- _What to produce_
Make an exact copy of the entries below.

- _Extracted data_
☆ ☆ ☆ ☆

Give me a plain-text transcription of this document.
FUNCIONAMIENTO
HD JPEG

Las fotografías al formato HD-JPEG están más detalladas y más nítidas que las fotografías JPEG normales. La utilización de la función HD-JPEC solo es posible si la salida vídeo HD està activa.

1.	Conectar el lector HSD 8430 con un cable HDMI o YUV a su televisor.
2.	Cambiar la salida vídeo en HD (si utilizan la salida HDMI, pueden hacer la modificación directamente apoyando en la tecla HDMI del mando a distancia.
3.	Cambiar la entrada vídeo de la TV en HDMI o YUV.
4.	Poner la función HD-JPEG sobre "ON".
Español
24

☆ ☆ ☆ ☆

- _Task response_
Give me a plain-text transcription of this document.
FUNCIONAMIENTO
HD JPEG

Las fotografías al formato HD-JPEG están más detalladas y más nítidas que las fotografías JPEG normales. La utilización de la función HD-JPEC solo es posible si la salida vídeo HD està activa.

1.	Conectar el lector HSD 8430 con un cable HDMI o YUV a su televisor.
2.	Cambiar la salida vídeo en HD (si utilizan la salida HDMI, pueden hacer la modificación directamente apoyando en la tecla HDMI del mando a distancia.
3.	Cambiar la entrada vídeo de la TV en HDMI o YUV.
4.	Poner la función HD-JPEG sobre "ON".
Español
24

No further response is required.